Without omitting anything, return the records precisely as given.

▶ **DATASET RECORDS**
----------

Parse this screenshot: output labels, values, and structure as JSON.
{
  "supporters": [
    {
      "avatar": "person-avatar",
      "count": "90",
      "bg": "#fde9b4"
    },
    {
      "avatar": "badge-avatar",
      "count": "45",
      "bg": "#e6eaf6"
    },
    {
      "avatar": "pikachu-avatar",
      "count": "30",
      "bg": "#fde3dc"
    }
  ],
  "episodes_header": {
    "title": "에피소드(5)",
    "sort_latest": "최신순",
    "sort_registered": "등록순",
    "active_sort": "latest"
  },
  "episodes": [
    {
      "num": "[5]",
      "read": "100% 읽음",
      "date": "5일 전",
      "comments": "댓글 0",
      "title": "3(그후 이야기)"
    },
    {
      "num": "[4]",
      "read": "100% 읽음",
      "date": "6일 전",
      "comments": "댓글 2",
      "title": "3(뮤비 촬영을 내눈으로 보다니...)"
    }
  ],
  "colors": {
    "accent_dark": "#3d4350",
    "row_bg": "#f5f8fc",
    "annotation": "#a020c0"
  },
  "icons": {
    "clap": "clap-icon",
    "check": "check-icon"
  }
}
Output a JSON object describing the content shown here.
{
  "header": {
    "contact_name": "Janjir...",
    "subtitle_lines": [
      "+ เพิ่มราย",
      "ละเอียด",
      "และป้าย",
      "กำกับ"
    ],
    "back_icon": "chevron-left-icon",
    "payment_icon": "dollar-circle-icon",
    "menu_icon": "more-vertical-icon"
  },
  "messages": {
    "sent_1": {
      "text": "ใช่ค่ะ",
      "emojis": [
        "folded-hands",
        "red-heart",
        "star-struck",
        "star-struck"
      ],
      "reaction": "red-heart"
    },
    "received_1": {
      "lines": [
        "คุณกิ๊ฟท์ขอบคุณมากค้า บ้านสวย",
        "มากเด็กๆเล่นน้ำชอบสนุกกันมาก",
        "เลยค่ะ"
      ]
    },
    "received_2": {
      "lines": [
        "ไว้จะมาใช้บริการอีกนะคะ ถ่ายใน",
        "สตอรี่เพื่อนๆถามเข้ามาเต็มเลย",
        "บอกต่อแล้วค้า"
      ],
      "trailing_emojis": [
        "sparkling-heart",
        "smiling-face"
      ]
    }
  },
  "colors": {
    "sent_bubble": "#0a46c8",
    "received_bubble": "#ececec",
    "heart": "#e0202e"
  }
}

----------

▶ **COMPLETE ANSWER**
Parse this screenshot: output labels, values, and structure as JSON.
{
  "supporters": [
    {
      "avatar": "person-avatar",
      "count": "90",
      "bg": "#fde9b4"
    },
    {
      "avatar": "badge-avatar",
      "count": "45",
      "bg": "#e6eaf6"
    },
    {
      "avatar": "pikachu-avatar",
      "count": "30",
      "bg": "#fde3dc"
    }
  ],
  "episodes_header": {
    "title": "에피소드(5)",
    "sort_latest": "최신순",
    "sort_registered": "등록순",
    "active_sort": "latest"
  },
  "episodes": [
    {
      "num": "[5]",
      "read": "100% 읽음",
      "date": "5일 전",
      "comments": "댓글 0",
      "title": "3(그후 이야기)"
    },
    {
      "num": "[4]",
      "read": "100% 읽음",
      "date": "6일 전",
      "comments": "댓글 2",
      "title": "3(뮤비 촬영을 내눈으로 보다니...)"
    }
  ],
  "colors": {
    "accent_dark": "#3d4350",
    "row_bg": "#f5f8fc",
    "annotation": "#a020c0"
  },
  "icons": {
    "clap": "clap-icon",
    "check": "check-icon"
  }
}
Output a JSON object describing the content shown here.
{
  "header": {
    "contact_name": "Janjir...",
    "subtitle_lines": [
      "+ เพิ่มราย",
      "ละเอียด",
      "และป้าย",
      "กำกับ"
    ],
    "back_icon": "chevron-left-icon",
    "payment_icon": "dollar-circle-icon",
    "menu_icon": "more-vertical-icon"
  },
  "messages": {
    "sent_1": {
      "text": "ใช่ค่ะ",
      "emojis": [
        "folded-hands",
        "red-heart",
        "star-struck",
        "star-struck"
      ],
      "reaction": "red-heart"
    },
    "received_1": {
      "lines": [
        "คุณกิ๊ฟท์ขอบคุณมากค้า บ้านสวย",
        "มากเด็กๆเล่นน้ำชอบสนุกกันมาก",
        "เลยค่ะ"
      ]
    },
    "received_2": {
      "lines": [
        "ไว้จะมาใช้บริการอีกนะคะ ถ่ายใน",
        "สตอรี่เพื่อนๆถามเข้ามาเต็มเลย",
        "บอกต่อแล้วค้า"
      ],
      "trailing_emojis": [
        "sparkling-heart",
        "smiling-face"
      ]
    }
  },
  "colors": {
    "sent_bubble": "#0a46c8",
    "received_bubble": "#ececec",
    "heart": "#e0202e"
  }
}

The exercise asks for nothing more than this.